>> begin

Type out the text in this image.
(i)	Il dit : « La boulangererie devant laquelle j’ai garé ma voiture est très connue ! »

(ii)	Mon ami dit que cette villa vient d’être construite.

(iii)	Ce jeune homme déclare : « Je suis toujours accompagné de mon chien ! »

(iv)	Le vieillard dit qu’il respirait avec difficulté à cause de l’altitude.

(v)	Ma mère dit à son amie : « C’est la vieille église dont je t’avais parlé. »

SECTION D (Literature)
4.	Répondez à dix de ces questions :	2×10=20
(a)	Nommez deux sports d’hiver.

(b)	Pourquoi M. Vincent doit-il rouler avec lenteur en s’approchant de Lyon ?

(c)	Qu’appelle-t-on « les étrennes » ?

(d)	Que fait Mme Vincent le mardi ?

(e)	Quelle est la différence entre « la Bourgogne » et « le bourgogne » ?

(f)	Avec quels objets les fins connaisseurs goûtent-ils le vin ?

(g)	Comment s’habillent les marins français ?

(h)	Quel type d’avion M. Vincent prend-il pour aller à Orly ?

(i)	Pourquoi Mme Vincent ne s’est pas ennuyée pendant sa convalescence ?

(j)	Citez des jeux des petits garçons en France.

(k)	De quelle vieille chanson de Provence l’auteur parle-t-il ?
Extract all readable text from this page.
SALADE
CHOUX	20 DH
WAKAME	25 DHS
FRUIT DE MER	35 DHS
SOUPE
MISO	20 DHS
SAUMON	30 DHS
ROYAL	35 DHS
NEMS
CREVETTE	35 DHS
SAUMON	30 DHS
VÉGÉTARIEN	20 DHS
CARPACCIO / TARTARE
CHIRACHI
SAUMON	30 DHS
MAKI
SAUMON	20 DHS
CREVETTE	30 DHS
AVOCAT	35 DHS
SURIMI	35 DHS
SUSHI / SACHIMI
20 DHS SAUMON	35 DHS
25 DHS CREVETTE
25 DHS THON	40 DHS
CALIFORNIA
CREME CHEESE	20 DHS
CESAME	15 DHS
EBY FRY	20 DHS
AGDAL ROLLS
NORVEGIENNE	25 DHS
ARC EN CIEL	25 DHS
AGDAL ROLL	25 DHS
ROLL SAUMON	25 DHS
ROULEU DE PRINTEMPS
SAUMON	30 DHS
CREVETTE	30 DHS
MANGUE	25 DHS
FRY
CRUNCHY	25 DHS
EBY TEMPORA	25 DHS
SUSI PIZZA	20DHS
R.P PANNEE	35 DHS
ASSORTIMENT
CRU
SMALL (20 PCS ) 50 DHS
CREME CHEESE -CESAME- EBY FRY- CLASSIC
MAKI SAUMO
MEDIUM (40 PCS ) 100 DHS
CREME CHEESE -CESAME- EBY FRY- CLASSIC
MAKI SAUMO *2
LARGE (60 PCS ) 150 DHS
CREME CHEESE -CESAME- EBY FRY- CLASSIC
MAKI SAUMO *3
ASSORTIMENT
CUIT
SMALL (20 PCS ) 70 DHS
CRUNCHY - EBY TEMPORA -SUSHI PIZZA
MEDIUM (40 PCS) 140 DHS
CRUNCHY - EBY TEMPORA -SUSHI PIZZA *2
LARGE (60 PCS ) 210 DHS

>> end

Instructions for the task: Output all of the data again, exactly.

Full response:
Type out the text in this image.
(i)	Il dit : « La boulangererie devant laquelle j’ai garé ma voiture est très connue ! »

(ii)	Mon ami dit que cette villa vient d’être construite.

(iii)	Ce jeune homme déclare : « Je suis toujours accompagné de mon chien ! »

(iv)	Le vieillard dit qu’il respirait avec difficulté à cause de l’altitude.

(v)	Ma mère dit à son amie : « C’est la vieille église dont je t’avais parlé. »

SECTION D (Literature)
4.	Répondez à dix de ces questions :	2×10=20
(a)	Nommez deux sports d’hiver.

(b)	Pourquoi M. Vincent doit-il rouler avec lenteur en s’approchant de Lyon ?

(c)	Qu’appelle-t-on « les étrennes » ?

(d)	Que fait Mme Vincent le mardi ?

(e)	Quelle est la différence entre « la Bourgogne » et « le bourgogne » ?

(f)	Avec quels objets les fins connaisseurs goûtent-ils le vin ?

(g)	Comment s’habillent les marins français ?

(h)	Quel type d’avion M. Vincent prend-il pour aller à Orly ?

(i)	Pourquoi Mme Vincent ne s’est pas ennuyée pendant sa convalescence ?

(j)	Citez des jeux des petits garçons en France.

(k)	De quelle vieille chanson de Provence l’auteur parle-t-il ?
Extract all readable text from this page.
SALADE
CHOUX	20 DH
WAKAME	25 DHS
FRUIT DE MER	35 DHS
SOUPE
MISO	20 DHS
SAUMON	30 DHS
ROYAL	35 DHS
NEMS
CREVETTE	35 DHS
SAUMON	30 DHS
VÉGÉTARIEN	20 DHS
CARPACCIO / TARTARE
CHIRACHI
SAUMON	30 DHS
MAKI
SAUMON	20 DHS
CREVETTE	30 DHS
AVOCAT	35 DHS
SURIMI	35 DHS
SUSHI / SACHIMI
20 DHS SAUMON	35 DHS
25 DHS CREVETTE
25 DHS THON	40 DHS
CALIFORNIA
CREME CHEESE	20 DHS
CESAME	15 DHS
EBY FRY	20 DHS
AGDAL ROLLS
NORVEGIENNE	25 DHS
ARC EN CIEL	25 DHS
AGDAL ROLL	25 DHS
ROLL SAUMON	25 DHS
ROULEU DE PRINTEMPS
SAUMON	30 DHS
CREVETTE	30 DHS
MANGUE	25 DHS
FRY
CRUNCHY	25 DHS
EBY TEMPORA	25 DHS
SUSI PIZZA	20DHS
R.P PANNEE	35 DHS
ASSORTIMENT
CRU
SMALL (20 PCS ) 50 DHS
CREME CHEESE -CESAME- EBY FRY- CLASSIC
MAKI SAUMO
MEDIUM (40 PCS ) 100 DHS
CREME CHEESE -CESAME- EBY FRY- CLASSIC
MAKI SAUMO *2
LARGE (60 PCS ) 150 DHS
CREME CHEESE -CESAME- EBY FRY- CLASSIC
MAKI SAUMO *3
ASSORTIMENT
CUIT
SMALL (20 PCS ) 70 DHS
CRUNCHY - EBY TEMPORA -SUSHI PIZZA
MEDIUM (40 PCS) 140 DHS
CRUNCHY - EBY TEMPORA -SUSHI PIZZA *2
LARGE (60 PCS ) 210 DHS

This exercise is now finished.